◆ Extracted data entries ◆
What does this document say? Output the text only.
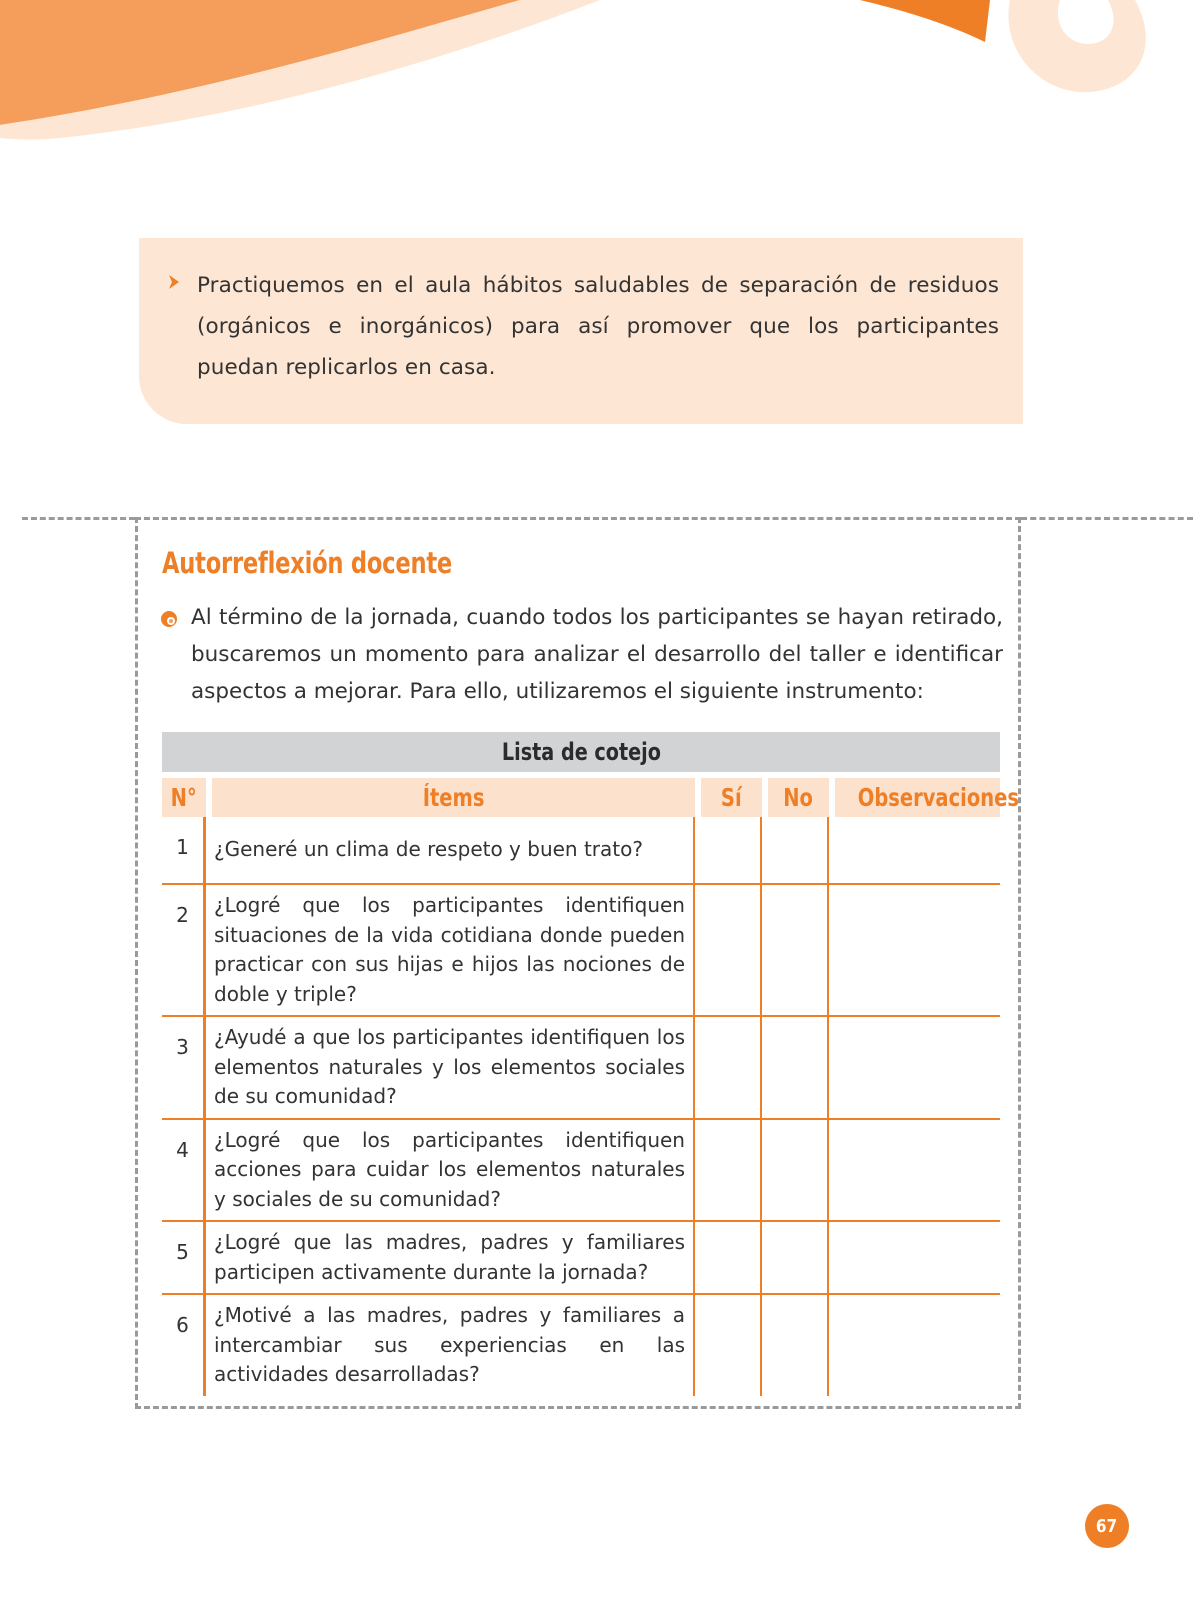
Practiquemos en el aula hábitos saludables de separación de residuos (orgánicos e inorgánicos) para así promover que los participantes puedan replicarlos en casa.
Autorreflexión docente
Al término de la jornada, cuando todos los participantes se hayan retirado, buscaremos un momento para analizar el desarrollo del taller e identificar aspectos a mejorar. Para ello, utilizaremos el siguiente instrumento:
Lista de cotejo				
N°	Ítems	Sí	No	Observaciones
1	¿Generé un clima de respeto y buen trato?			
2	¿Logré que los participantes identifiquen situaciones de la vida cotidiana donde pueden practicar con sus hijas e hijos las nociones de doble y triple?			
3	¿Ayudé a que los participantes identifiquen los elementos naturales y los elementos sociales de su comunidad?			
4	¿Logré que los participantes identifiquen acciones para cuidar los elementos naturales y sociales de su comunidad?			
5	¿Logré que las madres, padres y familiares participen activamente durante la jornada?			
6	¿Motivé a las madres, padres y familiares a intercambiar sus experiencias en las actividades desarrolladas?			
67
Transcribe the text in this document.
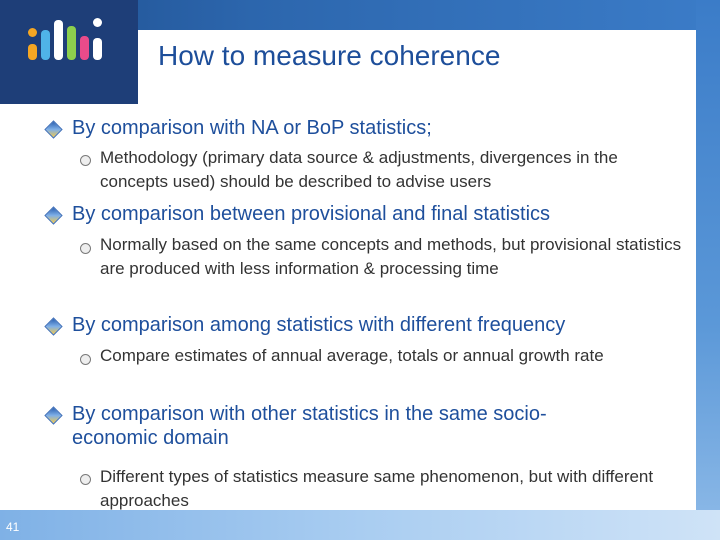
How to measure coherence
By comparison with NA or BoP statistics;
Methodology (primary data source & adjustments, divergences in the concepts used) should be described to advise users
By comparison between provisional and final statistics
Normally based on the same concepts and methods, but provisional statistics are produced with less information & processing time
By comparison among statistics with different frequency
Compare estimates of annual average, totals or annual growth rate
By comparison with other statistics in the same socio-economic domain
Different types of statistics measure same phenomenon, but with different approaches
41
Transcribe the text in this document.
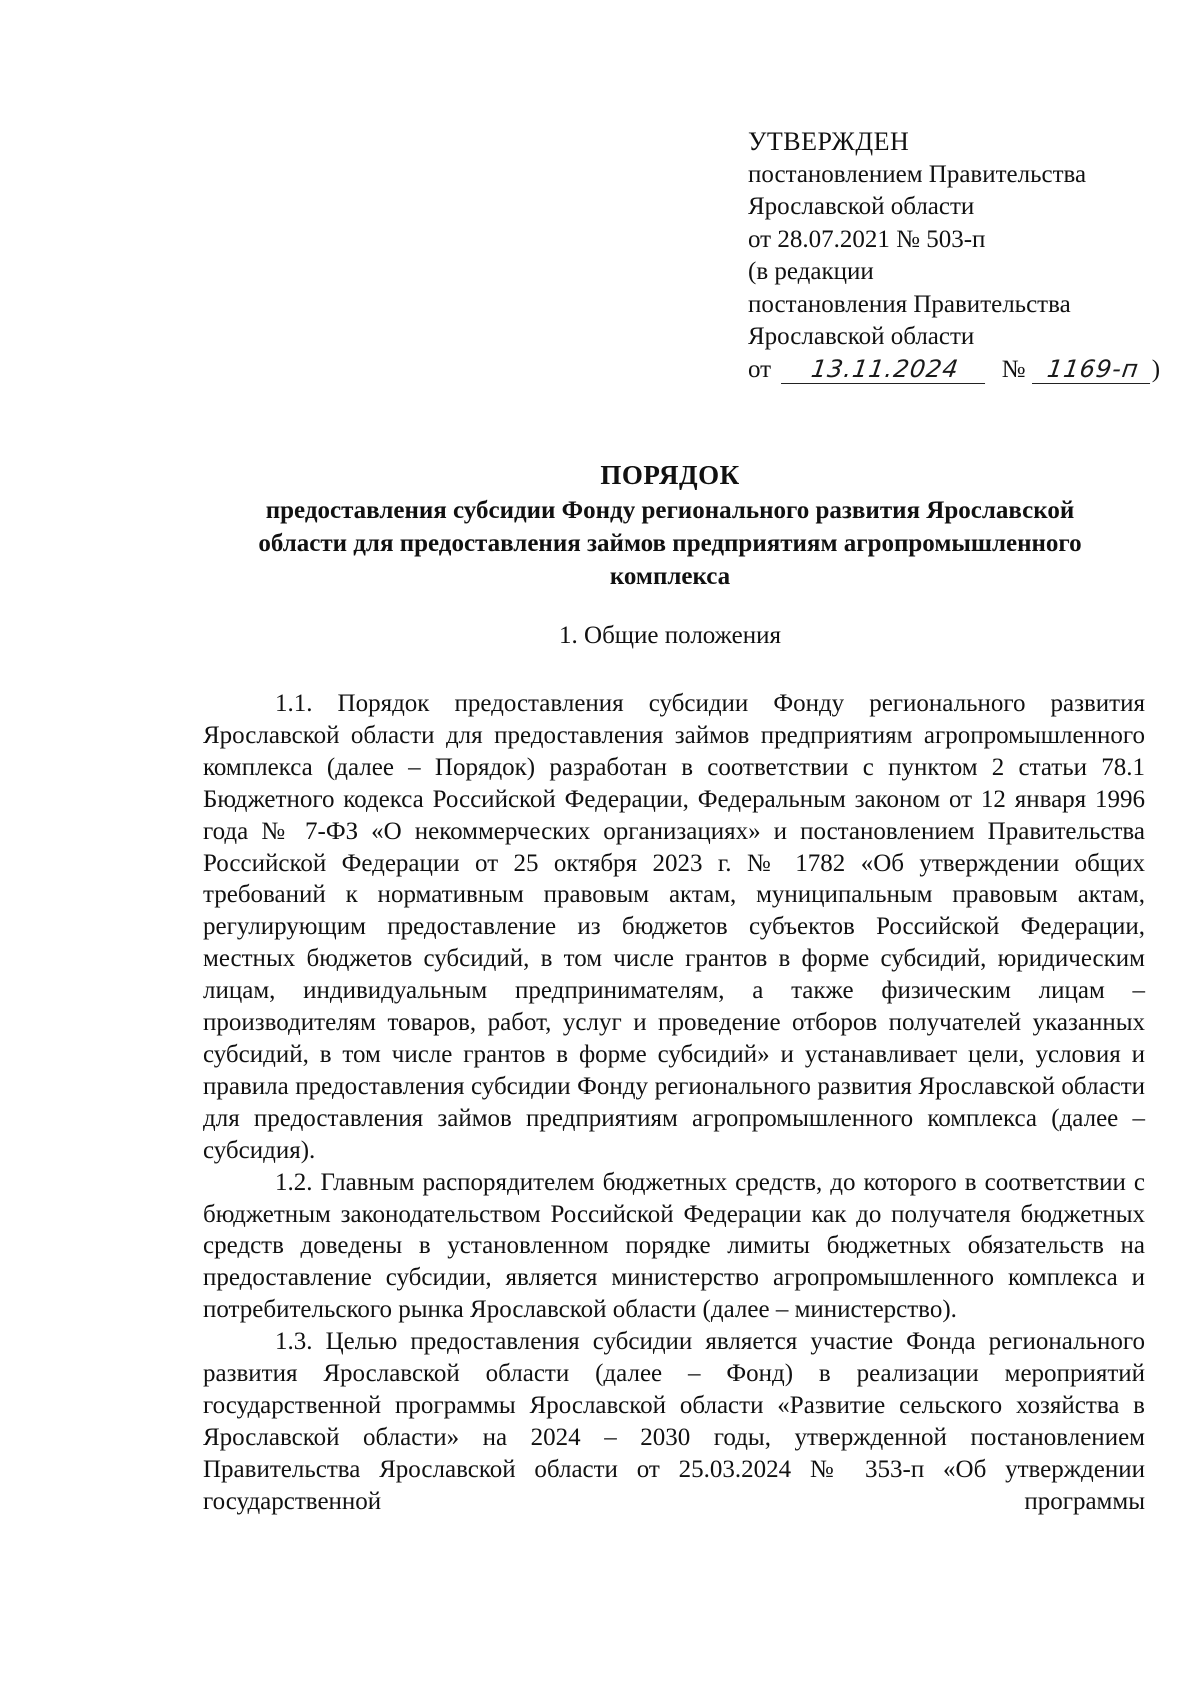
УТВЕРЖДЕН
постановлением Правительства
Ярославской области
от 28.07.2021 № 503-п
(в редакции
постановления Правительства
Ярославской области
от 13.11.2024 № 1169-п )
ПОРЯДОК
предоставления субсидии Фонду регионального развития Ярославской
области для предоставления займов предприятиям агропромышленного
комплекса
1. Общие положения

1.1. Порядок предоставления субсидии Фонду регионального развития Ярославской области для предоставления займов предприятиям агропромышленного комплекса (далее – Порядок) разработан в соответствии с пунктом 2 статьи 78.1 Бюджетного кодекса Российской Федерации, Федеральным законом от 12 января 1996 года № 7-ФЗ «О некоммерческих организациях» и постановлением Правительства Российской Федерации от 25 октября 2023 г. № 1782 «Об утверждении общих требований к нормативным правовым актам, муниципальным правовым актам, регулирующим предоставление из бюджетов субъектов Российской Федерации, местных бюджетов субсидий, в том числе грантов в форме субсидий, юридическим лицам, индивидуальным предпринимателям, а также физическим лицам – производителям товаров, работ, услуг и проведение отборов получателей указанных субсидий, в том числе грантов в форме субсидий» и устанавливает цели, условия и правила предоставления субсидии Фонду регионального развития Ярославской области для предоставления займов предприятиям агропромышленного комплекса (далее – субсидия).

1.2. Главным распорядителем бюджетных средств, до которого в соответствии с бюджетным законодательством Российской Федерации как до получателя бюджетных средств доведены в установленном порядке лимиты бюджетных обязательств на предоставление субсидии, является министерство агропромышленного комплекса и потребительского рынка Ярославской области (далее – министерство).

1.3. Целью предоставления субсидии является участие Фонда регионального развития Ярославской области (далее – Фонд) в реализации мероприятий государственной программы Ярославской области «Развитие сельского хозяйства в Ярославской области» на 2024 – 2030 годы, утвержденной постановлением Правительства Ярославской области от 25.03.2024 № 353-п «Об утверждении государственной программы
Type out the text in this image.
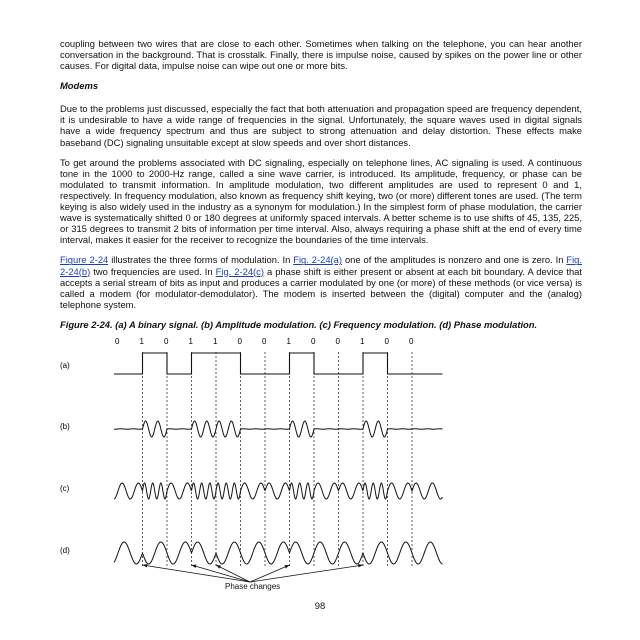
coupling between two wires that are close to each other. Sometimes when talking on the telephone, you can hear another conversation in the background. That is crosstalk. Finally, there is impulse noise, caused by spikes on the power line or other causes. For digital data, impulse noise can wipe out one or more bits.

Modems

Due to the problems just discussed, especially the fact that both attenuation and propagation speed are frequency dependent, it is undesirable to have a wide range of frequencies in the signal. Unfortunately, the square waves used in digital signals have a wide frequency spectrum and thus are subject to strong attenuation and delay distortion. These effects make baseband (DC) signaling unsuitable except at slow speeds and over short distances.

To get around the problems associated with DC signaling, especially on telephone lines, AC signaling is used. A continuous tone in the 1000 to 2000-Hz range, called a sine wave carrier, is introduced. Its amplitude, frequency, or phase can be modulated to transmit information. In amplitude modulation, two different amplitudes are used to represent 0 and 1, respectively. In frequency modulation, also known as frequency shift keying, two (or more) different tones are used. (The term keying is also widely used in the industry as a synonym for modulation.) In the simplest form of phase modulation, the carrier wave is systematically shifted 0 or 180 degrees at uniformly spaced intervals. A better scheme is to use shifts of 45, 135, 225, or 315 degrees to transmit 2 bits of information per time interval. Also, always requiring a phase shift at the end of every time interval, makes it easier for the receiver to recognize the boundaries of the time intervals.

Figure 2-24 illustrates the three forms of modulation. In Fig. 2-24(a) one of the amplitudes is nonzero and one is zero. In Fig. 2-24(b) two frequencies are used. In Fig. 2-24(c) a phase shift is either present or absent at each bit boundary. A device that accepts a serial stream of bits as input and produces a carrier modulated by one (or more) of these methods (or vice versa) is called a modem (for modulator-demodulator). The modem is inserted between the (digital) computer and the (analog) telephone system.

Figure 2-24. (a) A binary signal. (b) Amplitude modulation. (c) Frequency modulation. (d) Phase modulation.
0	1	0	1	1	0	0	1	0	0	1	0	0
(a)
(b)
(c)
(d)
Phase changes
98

◆ What you will do ◆
Scan the listing above. Gather each line that contains the word "concepts".

◆ Exercise solution ◆
Methodology (primary data source & adjustments, divergences in the concepts used) should be described to advise users
Normally based on the same concepts and methods, but provisional statistics are produced with less information & processing time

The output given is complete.